■ THE PROBLEM
Please reproduce the passage below on the 2008 financial crisis from the words "The financial crisis" through "the world after.", replacing "calamitous" with "catastrophic".

■ EXCERPTED TEXT
The financial crisis that befell the world in 2008 will surely be remembered, not only for the calamitous events that precipitated it, but also for its severe aftereffects, most of which have driven the confessional zeitgeist that has come to define our age since that time. It has been an age that has had to, by necessity, examine the decisions made at every level of business and culture since the devastating events of 9/11 and prior to the greatest economic collapse since American Depression of the 1930’s. Like most global crises, at least those that throw the balance of the world off its previously smoothly revolving axis of economic expansion, this one erected a wall between the world before 2008 and the world after.
Between 2002 and 2008, the world economy grew at an astonishing rate, especially in China, where it was commonly believed that 80% of the world’s construction cranes were on site. Asia in general boomed as architects were called in daily to design projects of enormous scales, 200,000 square meters being on the low end. Previously obscure countries such as Kazakhstan were cashing in on their mineral resources, inviting forms of speculation sure to endanger local cultures, but otherwise defiantly acting as hosts to the influences of the West. And in North America, New York City awakened from a decades long slumber, the sleeping giant of giants, back to reclaim its title as the Center of the Universe (a title that it never really gave up but only pretended to).

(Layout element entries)

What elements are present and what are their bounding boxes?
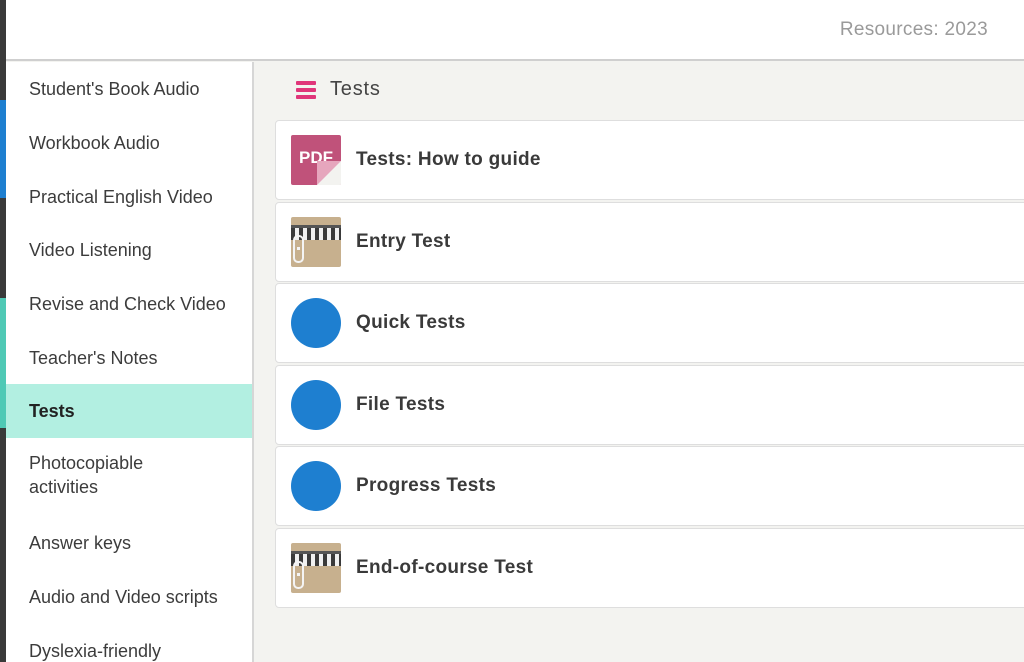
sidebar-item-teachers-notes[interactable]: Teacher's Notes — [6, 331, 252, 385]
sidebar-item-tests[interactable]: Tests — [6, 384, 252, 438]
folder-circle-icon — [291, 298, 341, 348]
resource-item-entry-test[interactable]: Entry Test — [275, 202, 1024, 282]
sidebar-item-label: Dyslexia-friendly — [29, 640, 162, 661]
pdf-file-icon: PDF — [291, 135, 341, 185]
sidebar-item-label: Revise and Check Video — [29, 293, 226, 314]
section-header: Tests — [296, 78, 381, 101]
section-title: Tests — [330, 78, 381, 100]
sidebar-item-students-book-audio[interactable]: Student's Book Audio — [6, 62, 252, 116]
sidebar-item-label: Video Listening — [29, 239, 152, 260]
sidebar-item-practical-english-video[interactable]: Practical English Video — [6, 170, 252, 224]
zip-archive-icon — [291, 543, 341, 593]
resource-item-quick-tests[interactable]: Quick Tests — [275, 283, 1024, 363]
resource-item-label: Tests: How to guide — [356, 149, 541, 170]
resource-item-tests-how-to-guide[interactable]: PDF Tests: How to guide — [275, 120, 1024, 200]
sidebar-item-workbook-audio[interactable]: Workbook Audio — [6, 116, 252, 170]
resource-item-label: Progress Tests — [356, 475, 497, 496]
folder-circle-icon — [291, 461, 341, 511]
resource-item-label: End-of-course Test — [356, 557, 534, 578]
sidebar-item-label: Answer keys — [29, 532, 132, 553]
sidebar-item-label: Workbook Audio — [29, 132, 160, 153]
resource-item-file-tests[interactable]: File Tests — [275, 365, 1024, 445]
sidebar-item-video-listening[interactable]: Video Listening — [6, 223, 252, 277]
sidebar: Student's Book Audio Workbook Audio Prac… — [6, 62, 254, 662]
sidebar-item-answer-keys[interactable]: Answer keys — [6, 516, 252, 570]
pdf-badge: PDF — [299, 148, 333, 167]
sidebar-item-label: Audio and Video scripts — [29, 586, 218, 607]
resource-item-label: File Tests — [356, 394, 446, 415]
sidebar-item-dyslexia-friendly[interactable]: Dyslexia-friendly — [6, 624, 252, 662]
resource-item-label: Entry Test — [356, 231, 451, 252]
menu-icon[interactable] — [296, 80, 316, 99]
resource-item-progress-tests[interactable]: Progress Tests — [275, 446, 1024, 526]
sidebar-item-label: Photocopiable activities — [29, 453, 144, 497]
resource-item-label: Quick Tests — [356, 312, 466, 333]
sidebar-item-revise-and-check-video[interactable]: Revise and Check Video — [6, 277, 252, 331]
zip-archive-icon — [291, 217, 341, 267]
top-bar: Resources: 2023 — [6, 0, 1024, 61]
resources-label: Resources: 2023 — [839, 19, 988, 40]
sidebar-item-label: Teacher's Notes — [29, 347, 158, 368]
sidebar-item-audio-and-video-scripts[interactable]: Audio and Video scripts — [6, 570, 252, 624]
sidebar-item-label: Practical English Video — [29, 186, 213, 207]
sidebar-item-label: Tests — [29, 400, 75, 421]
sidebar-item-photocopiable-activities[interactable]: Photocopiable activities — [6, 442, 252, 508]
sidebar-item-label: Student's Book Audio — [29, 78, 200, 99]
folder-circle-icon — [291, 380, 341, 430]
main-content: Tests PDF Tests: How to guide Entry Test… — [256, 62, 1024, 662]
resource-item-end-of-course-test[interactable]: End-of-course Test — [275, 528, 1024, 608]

---

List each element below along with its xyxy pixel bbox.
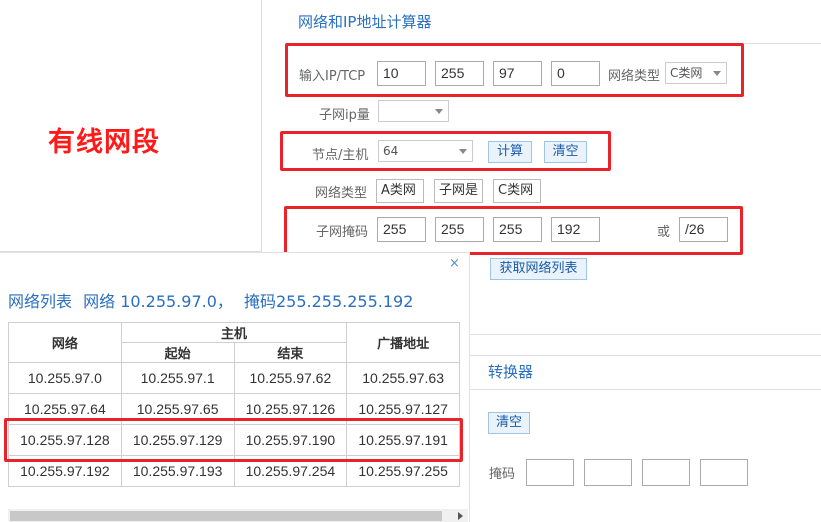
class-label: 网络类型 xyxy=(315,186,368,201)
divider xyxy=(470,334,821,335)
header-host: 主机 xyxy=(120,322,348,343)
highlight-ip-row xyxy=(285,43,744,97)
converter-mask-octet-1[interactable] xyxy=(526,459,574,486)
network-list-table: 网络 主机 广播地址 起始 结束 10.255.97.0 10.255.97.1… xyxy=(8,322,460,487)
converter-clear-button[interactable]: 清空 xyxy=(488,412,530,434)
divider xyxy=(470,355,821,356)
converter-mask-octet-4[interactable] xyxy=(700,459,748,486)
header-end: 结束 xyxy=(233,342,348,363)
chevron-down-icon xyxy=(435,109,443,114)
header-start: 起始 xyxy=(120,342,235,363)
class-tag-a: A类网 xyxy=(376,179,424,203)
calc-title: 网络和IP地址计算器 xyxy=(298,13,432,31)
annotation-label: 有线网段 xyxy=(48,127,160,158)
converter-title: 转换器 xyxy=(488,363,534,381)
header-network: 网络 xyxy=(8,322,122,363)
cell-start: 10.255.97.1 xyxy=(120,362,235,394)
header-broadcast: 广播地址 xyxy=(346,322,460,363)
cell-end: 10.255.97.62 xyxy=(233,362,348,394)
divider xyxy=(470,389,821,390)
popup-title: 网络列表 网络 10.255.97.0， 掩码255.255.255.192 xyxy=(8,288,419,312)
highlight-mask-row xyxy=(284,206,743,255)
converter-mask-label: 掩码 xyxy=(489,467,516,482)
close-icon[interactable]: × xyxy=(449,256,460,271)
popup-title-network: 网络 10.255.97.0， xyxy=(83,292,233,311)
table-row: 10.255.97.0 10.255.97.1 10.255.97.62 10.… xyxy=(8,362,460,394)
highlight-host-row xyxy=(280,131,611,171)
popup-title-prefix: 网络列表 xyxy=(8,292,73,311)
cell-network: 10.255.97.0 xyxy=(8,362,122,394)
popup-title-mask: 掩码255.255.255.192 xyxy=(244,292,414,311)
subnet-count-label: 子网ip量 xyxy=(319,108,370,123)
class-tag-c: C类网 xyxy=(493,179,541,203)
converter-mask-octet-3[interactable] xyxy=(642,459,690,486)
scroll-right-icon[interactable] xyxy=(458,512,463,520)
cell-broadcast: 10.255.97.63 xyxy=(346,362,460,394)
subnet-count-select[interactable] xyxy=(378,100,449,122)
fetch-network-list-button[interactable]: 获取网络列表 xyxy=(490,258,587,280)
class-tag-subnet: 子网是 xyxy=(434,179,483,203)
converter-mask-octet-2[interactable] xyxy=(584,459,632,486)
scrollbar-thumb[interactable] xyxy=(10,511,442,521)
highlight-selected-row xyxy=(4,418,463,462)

■ FINISHED EXERCISE
The financial crisis that befell the world in 2008 will surely be remembered, not only for the catastrophic events that precipitated it, but also for its severe aftereffects, most of which have driven the confessional zeitgeist that has come to define our age since that time. It has been an age that has had to, by necessity, examine the decisions made at every level of business and culture since the devastating events of 9/11 and prior to the greatest economic collapse since American Depression of the 1930’s. Like most global crises, at least those that throw the balance of the world off its previously smoothly revolving axis of economic expansion, this one erected a wall between the world before 2008 and the world after.